** Excerpt follows **

Personal information
- Born: 29 March 2000 (age 26)

Sport
- Sport: Athletics
- Events: Middle-distance running, Cross country running

Achievements and titles
- Personal bests: 800m: 2:02.01 (2026) 1500m: 4:07.17 (2025) Mile 4:30.85 (2025) 3000m: 9:13.54 (2024) 5000m: 15:33.04 (2025)

= Laura Nicholson =

Irish athlete (born 2000)

Laura Nicholson (born 29 March 2000) is an Irish middle-distance runner. She won the Irish Athletics Championships in 2025 over 1500 metres and represented Ireland at the 2025 World Athletics Championships.

==Biography==
Nicholson is from Ballinascarty in County Cork and is a member of Bandon Athletics Club. She was educated in the a United States at the University of Toledo in Ohio. In May 2025, she set a Toledo program record for the 800 metres, running 2:04.80. That year, she was named the Mid-American Conference (MAC) Track Athlete of the Week on several occasions, and was crowned the MAC Most Valuable Performer after winning three titles over the mile run, 800m, and 3000 metres at the MAC indoor Championships.

** End of Excerpt **
** Listed entries follows **

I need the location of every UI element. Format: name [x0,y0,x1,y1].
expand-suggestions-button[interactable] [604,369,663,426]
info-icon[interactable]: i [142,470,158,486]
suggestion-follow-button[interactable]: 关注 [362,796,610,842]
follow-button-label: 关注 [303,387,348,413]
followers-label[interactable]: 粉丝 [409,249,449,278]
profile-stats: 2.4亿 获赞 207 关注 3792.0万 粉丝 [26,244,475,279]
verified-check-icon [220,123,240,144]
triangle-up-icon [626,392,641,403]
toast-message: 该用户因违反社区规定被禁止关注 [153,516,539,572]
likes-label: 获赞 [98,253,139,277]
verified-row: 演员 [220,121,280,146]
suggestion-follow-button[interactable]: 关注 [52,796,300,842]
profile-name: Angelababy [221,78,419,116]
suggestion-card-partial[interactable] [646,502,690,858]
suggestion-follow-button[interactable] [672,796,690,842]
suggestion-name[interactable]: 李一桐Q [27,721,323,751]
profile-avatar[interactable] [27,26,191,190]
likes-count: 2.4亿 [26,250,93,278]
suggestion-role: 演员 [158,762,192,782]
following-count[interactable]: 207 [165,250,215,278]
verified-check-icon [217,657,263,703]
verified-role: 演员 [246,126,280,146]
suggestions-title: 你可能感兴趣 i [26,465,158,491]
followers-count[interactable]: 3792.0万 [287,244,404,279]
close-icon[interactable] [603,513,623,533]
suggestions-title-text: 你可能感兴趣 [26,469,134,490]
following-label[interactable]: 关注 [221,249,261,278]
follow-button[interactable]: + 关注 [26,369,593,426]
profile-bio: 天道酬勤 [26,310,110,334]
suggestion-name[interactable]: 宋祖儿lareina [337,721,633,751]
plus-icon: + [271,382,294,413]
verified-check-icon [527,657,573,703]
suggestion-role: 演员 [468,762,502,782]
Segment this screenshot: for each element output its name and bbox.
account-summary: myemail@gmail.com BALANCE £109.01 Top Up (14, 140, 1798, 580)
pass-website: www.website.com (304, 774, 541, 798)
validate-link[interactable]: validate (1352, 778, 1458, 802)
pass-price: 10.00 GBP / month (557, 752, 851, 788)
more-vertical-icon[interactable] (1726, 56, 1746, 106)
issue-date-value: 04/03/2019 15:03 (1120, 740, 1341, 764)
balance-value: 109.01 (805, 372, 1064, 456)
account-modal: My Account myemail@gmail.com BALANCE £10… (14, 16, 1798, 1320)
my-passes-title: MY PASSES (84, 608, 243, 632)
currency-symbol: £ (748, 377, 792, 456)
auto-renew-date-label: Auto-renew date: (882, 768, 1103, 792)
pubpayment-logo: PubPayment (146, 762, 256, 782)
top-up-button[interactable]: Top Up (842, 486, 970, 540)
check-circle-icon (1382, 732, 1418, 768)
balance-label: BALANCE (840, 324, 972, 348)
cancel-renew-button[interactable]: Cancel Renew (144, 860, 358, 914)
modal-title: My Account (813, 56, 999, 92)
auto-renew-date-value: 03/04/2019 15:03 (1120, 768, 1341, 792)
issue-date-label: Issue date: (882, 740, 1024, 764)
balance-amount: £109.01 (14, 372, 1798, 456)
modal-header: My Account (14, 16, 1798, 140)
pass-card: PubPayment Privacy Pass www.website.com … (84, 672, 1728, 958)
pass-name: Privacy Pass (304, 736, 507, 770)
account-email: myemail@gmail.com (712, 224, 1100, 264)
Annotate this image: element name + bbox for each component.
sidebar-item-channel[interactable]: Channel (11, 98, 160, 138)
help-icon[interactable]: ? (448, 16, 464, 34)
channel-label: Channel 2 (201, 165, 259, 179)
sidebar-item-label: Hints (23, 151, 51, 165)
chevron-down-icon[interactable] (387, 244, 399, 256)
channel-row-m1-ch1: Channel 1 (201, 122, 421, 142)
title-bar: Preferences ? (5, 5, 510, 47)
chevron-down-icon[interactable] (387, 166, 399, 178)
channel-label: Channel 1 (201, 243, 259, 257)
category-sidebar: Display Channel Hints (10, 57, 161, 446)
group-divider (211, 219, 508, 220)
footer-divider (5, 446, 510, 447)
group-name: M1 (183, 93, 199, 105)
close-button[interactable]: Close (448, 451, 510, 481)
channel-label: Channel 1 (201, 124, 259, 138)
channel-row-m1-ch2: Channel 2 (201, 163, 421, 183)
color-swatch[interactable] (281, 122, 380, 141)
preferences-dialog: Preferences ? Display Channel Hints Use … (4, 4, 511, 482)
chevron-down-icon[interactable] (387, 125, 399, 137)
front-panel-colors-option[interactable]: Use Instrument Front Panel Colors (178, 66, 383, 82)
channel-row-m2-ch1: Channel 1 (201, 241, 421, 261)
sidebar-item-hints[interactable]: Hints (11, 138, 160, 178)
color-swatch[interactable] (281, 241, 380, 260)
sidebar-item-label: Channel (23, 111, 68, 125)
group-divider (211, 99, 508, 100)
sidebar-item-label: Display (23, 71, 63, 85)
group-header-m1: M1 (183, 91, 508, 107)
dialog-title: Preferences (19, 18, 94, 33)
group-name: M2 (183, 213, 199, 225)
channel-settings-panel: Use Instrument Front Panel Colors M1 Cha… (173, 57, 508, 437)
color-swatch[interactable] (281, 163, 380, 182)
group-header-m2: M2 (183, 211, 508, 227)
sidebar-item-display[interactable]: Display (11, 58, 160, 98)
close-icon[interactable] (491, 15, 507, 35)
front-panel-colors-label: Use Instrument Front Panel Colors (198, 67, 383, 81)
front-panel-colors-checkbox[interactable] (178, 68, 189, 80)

** End of Listed entries **

- _Brief 1_: According to the Laura Nicholson biography, which athletics club is she a member of?
- _Brief 2_: Pick up the Laura Nicholson biography after its final sentence and continue it.
The data has no connection to the Laura Nicholson biography.

- _Exercise response 1_: Bandon Athletics Club.

- _Exercise response 2_:
Nicholson competed for Ireland at the 2025 European Athletics Team Championships Second Division in June 2025, in Maribor, Slovenia, and finished fourth on her Irish senior international debut with a time of 4:20.48 foe the 1500 metres, as the Irish team finished fifth overall. She was selected for the Irish team for the 2025 Summer World University Games in Bochum, Germany, where she qualified for the final of the 1500 metres and placed eighth overall.

Nicholson won the 1500 metres at the Irish Athletics Championships in August 2025 in Dublin, running 4:13.32. In September 2025, she competed over 1500 metres at the 2025 World Championships in Tokyo, Japan, without advancing to the semi-finals. She was selected to compete in the mixed team relay at the 2025 European Cross Country Championships in Portugal, placing sixth overall. Competing at the Perth Track Classic in February 2026, Nicholson was fourth overall in the 1500m, just outside her personal best, in 4:07.52. On 26 July, she placed second over 1500 metres at the Irish championships with 4:08.27.